start DATASET RECORDS
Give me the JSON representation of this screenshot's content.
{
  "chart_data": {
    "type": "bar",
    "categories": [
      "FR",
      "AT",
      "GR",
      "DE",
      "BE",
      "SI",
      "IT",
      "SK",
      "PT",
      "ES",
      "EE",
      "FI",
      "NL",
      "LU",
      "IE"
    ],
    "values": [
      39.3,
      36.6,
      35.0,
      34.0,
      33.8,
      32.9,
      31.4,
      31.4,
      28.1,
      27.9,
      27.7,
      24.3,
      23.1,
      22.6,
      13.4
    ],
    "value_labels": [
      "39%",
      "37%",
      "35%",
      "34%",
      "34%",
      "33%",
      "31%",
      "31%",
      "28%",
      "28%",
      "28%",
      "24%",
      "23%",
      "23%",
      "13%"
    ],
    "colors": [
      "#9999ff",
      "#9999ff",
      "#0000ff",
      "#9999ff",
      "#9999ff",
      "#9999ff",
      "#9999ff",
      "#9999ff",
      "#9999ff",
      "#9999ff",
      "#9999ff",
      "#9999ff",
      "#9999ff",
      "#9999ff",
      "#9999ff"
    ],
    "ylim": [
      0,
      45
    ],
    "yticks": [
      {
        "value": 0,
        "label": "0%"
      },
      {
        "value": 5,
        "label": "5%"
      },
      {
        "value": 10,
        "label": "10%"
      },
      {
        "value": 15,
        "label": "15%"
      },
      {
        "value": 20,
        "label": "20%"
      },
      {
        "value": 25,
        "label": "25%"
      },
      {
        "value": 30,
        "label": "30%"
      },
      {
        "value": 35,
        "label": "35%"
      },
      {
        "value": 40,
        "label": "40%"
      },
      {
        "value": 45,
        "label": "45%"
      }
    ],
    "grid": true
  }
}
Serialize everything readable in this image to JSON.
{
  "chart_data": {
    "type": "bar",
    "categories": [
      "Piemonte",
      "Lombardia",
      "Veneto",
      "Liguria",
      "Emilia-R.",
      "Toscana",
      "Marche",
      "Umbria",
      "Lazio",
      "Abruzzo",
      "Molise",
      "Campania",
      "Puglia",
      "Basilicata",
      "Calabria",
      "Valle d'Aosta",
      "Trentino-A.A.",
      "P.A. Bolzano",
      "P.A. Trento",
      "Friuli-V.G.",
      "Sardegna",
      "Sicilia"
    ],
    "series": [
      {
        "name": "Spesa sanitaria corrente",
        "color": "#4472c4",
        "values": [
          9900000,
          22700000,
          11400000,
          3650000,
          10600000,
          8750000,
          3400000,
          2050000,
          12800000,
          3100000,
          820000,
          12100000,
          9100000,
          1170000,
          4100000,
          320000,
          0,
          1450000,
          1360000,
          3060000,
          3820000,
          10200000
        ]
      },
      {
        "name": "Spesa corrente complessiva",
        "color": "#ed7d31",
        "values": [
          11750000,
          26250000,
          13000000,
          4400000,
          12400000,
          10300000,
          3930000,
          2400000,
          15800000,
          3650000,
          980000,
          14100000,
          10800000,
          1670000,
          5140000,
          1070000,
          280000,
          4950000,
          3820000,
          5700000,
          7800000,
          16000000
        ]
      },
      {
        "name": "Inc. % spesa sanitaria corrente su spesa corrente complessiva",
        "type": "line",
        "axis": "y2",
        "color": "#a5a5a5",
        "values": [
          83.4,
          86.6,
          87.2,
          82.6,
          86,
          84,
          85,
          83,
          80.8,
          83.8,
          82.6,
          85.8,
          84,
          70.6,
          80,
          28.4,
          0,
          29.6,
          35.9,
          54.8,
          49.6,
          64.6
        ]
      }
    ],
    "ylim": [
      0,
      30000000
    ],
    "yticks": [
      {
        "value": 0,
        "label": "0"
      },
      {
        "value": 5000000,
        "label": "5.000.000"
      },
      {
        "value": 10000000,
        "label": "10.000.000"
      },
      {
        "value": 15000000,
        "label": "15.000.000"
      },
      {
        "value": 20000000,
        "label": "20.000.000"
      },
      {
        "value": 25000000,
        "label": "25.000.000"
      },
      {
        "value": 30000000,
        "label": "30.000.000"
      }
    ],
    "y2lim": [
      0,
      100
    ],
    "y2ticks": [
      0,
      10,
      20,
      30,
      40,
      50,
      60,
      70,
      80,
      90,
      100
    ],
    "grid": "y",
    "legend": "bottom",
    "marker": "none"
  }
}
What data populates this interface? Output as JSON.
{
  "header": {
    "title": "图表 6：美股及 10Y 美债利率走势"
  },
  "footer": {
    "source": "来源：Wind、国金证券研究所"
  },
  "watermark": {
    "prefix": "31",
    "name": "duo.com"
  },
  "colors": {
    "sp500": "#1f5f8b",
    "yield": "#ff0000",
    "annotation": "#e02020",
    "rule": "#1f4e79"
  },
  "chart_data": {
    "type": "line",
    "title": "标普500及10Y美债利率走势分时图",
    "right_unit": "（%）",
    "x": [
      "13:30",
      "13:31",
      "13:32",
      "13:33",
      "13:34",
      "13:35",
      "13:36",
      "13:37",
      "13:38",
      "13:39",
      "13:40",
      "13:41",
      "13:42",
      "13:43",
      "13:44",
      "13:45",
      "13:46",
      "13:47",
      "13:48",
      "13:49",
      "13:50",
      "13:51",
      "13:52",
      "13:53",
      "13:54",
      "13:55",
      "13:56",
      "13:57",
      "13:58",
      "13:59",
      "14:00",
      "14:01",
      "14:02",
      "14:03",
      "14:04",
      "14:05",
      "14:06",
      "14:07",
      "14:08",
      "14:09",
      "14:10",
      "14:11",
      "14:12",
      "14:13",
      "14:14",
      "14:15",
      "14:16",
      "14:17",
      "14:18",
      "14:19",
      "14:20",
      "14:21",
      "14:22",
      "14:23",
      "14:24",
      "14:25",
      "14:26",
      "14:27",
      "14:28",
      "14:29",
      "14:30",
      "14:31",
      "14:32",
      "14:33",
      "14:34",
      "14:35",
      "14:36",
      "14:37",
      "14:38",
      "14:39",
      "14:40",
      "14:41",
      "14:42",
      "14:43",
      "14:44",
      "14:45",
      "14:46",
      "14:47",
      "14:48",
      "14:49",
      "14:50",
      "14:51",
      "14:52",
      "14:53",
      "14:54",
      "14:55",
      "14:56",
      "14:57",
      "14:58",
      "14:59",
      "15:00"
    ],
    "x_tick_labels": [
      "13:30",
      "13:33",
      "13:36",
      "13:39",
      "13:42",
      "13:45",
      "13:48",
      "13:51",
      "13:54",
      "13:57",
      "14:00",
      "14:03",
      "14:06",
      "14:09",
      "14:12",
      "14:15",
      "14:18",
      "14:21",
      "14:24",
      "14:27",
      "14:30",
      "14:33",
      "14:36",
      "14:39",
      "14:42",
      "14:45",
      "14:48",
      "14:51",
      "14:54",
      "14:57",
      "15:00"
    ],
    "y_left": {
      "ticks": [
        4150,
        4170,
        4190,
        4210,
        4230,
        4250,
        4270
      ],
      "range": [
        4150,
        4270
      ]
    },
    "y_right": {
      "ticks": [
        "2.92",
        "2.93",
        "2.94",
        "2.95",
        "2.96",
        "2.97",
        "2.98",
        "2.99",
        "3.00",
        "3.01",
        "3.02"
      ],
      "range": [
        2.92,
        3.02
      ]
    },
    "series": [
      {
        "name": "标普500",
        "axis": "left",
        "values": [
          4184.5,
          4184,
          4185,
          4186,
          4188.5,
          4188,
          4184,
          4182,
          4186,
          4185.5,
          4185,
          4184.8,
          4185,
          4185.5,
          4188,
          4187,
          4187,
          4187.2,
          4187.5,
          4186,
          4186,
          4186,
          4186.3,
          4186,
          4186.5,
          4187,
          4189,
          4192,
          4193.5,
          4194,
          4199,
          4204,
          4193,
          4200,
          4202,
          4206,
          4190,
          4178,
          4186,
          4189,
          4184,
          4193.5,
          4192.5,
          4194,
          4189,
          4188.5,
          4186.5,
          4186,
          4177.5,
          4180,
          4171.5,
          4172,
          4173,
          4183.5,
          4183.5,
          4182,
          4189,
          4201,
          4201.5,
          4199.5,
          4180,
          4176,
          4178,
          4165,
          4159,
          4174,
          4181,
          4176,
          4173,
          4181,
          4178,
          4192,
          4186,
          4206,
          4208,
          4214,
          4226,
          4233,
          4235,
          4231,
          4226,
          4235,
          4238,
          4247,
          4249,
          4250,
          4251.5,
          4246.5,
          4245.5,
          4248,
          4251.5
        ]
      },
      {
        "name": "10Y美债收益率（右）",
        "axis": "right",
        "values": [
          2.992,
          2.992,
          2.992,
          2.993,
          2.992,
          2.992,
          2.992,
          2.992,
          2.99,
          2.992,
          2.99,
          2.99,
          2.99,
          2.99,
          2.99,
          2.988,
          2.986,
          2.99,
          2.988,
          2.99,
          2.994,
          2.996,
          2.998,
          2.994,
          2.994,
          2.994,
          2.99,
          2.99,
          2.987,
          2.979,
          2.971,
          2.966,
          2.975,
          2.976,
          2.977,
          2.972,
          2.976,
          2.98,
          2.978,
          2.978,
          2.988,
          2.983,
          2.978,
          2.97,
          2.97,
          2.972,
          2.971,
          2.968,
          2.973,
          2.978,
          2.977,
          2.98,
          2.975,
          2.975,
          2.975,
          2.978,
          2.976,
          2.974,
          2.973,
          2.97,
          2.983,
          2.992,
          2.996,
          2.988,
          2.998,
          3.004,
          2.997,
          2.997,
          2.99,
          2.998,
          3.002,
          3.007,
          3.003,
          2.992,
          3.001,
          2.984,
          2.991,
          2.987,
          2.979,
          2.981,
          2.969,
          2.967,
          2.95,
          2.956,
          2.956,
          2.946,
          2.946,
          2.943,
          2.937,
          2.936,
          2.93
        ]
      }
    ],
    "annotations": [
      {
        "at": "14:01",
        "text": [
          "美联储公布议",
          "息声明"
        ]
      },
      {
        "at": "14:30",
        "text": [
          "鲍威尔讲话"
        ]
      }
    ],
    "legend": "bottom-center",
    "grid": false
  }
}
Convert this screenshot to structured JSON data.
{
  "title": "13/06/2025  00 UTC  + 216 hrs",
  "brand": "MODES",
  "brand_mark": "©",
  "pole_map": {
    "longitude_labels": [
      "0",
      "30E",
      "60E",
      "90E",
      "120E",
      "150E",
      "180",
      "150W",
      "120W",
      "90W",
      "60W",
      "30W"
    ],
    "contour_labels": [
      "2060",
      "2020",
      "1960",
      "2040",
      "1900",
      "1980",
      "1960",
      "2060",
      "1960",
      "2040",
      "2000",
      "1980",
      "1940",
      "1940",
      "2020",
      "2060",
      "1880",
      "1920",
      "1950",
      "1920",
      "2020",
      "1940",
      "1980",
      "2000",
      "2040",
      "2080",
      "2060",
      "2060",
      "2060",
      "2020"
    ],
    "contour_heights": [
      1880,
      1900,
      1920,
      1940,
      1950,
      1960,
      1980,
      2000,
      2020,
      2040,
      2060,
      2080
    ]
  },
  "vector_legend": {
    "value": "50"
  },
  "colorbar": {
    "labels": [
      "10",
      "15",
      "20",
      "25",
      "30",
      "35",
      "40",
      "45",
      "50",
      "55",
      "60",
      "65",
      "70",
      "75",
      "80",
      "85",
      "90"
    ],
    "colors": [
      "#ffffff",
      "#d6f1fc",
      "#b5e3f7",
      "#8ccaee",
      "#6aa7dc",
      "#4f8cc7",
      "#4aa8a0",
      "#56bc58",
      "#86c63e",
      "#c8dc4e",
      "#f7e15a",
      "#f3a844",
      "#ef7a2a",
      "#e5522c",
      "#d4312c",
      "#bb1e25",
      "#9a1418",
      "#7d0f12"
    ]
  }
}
end DATASET RECORDS
▸ DESCRIPTION OF THE TASK
Where a line above contains the word "title", copy that line.

▸ RESULT OF THE EXERCISE
    "title": "图表 6：美股及 10Y 美债利率走势"
    "title": "标普500及10Y美债利率走势分时图",
  "title": "13/06/2025  00 UTC  + 216 hrs",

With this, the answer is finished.